DATASET EXTRACT ▸
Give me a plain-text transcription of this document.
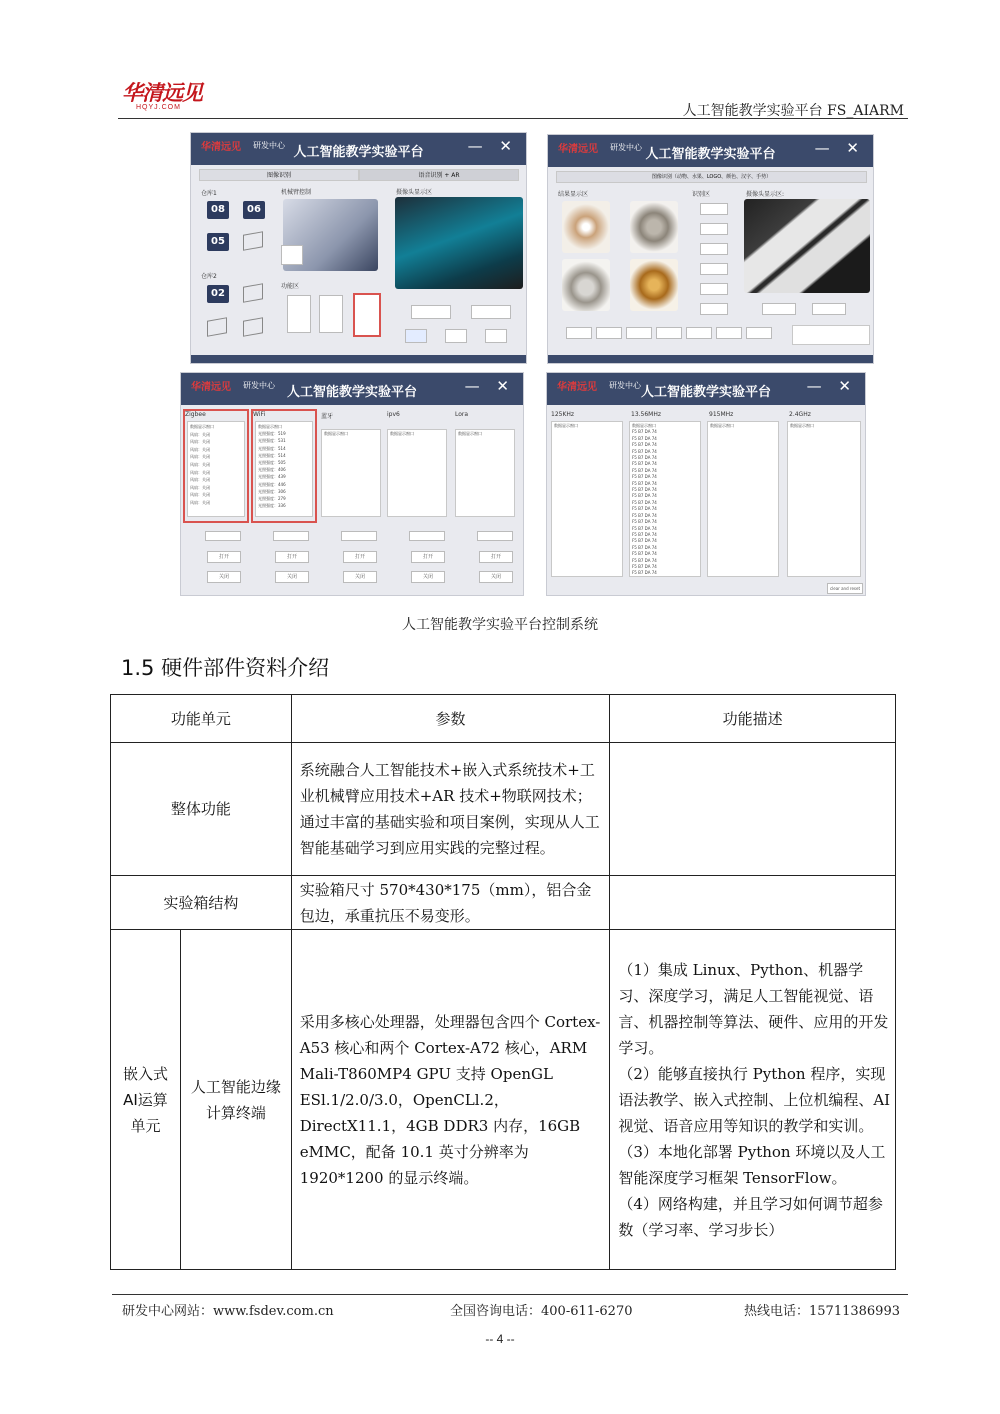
华清远见
HQYJ.COM	人工智能教学实验平台 FS_AIARM
华清远见 研发中心 人工智能教学实验平台	— ✕
图像识别	语音识别 + AR
仓库1
08	06
05
仓库2
02
机械臂控制	摄像头显示区
功能区
华清远见 研发中心 人工智能教学实验平台	— ✕
图像识别（动物、水果、LOGO、颜色、汉字、手势）
结果显示区	识别区	摄像头显示区:
华清远见 研发中心 人工智能教学实验平台	— ✕
Zigbee	WiFi	蓝牙	ipv6	Lora
数据显示窗口
风扇：关闭
风扇：关闭
风扇：关闭
风扇：关闭
风扇：关闭
风扇：关闭
风扇：关闭
风扇：关闭
风扇：关闭
风扇：关闭
数据显示窗口
光照强度：519
光照强度：531
光照强度：514
光照强度：514
光照强度：505
光照强度：406
光照强度：439
光照强度：446
光照强度：306
光照强度：279
光照强度：336
数据显示窗口	数据显示窗口	数据显示窗口
打开
关闭
打开
关闭
打开
关闭
打开
关闭
打开
关闭
华清远见 研发中心 人工智能教学实验平台	— ✕
125KHz	13.56MHz	915MHz	2.4GHz
数据显示窗口	数据显示窗口
F5 B7 DA 74
F5 B7 DA 74
F5 B7 DA 74
F5 B7 DA 74
F5 B7 DA 74
F5 B7 DA 74
F5 B7 DA 74
F5 B7 DA 74
F5 B7 DA 74
F5 B7 DA 74
F5 B7 DA 74
F5 B7 DA 74
F5 B7 DA 74
F5 B7 DA 74
F5 B7 DA 74
F5 B7 DA 74
F5 B7 DA 74
F5 B7 DA 74
F5 B7 DA 74
F5 B7 DA 74
F5 B7 DA 74
F5 B7 DA 74
F5 B7 DA 74
数据显示窗口	数据显示窗口
clear and reset
人工智能教学实验平台控制系统
1.5 硬件部件资料介绍
功能单元		参数	功能描述
整体功能		系统融合人工智能技术+嵌入式系统技术+工业机械臂应用技术+AR 技术+物联网技术；通过丰富的基础实验和项目案例，实现从人工智能基础学习到应用实践的完整过程。	
实验箱结构		实验箱尺寸 570*430*175（mm），铝合金包边，承重抗压不易变形。	
嵌入式AI运算单元	人工智能边缘计算终端	采用多核心处理器，处理器包含四个 Cortex-A53 核心和两个 Cortex-A72 核心，ARM Mali-T860MP4 GPU 支持 OpenGL ESl.1/2.0/3.0，OpenCLl.2，DirectX11.1，4GB DDR3 内存，16GB eMMC，配备 10.1 英寸分辨率为 1920*1200 的显示终端。	（1）集成 Linux、Python、机器学习、深度学习，满足人工智能视觉、语言、机器控制等算法、硬件、应用的开发学习。
（2）能够直接执行 Python 程序，实现语法教学、嵌入式控制、上位机编程、AI 视觉、语音应用等知识的教学和实训。
（3）本地化部署 Python 环境以及人工智能深度学习框架 TensorFlow。
（4）网络构建，并且学习如何调节超参数（学习率、学习步长）
研发中心网站：www.fsdev.com.cn	全国咨询电话：400-611-6270	热线电话：15711386993
-- 4 --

TASK INSTRUCTIONS ▸ Exactly reproduce the entries above, minus the pictures.

RESPONSE TO THIS TASK ▸
Give me a plain-text transcription of this document.
华清远见
HQYJ.COM	人工智能教学实验平台 FS_AIARM
华清远见 研发中心 人工智能教学实验平台	— ✕
图像识别	语音识别 + AR
仓库1
08	06
05
仓库2
02
机械臂控制	摄像头显示区
功能区
华清远见 研发中心 人工智能教学实验平台	— ✕
图像识别（动物、水果、LOGO、颜色、汉字、手势）
结果显示区	识别区	摄像头显示区:
华清远见 研发中心 人工智能教学实验平台	— ✕
Zigbee	WiFi	蓝牙	ipv6	Lora
数据显示窗口
风扇：关闭
风扇：关闭
风扇：关闭
风扇：关闭
风扇：关闭
风扇：关闭
风扇：关闭
风扇：关闭
风扇：关闭
风扇：关闭
数据显示窗口
光照强度：519
光照强度：531
光照强度：514
光照强度：514
光照强度：505
光照强度：406
光照强度：439
光照强度：446
光照强度：306
光照强度：279
光照强度：336
数据显示窗口	数据显示窗口	数据显示窗口
打开
关闭
打开
关闭
打开
关闭
打开
关闭
打开
关闭
华清远见 研发中心 人工智能教学实验平台	— ✕
125KHz	13.56MHz	915MHz	2.4GHz
数据显示窗口	数据显示窗口
F5 B7 DA 74
F5 B7 DA 74
F5 B7 DA 74
F5 B7 DA 74
F5 B7 DA 74
F5 B7 DA 74
F5 B7 DA 74
F5 B7 DA 74
F5 B7 DA 74
F5 B7 DA 74
F5 B7 DA 74
F5 B7 DA 74
F5 B7 DA 74
F5 B7 DA 74
F5 B7 DA 74
F5 B7 DA 74
F5 B7 DA 74
F5 B7 DA 74
F5 B7 DA 74
F5 B7 DA 74
F5 B7 DA 74
F5 B7 DA 74
F5 B7 DA 74
数据显示窗口	数据显示窗口
clear and reset
人工智能教学实验平台控制系统
1.5 硬件部件资料介绍
功能单元		参数	功能描述
整体功能		系统融合人工智能技术+嵌入式系统技术+工业机械臂应用技术+AR 技术+物联网技术；通过丰富的基础实验和项目案例，实现从人工智能基础学习到应用实践的完整过程。	
实验箱结构		实验箱尺寸 570*430*175（mm），铝合金包边，承重抗压不易变形。	
嵌入式AI运算单元	人工智能边缘计算终端	采用多核心处理器，处理器包含四个 Cortex-A53 核心和两个 Cortex-A72 核心，ARM Mali-T860MP4 GPU 支持 OpenGL ESl.1/2.0/3.0，OpenCLl.2，DirectX11.1，4GB DDR3 内存，16GB eMMC，配备 10.1 英寸分辨率为 1920*1200 的显示终端。	（1）集成 Linux、Python、机器学习、深度学习，满足人工智能视觉、语言、机器控制等算法、硬件、应用的开发学习。
（2）能够直接执行 Python 程序，实现语法教学、嵌入式控制、上位机编程、AI 视觉、语音应用等知识的教学和实训。
（3）本地化部署 Python 环境以及人工智能深度学习框架 TensorFlow。
（4）网络构建，并且学习如何调节超参数（学习率、学习步长）
研发中心网站：www.fsdev.com.cn	全国咨询电话：400-611-6270	热线电话：15711386993
-- 4 --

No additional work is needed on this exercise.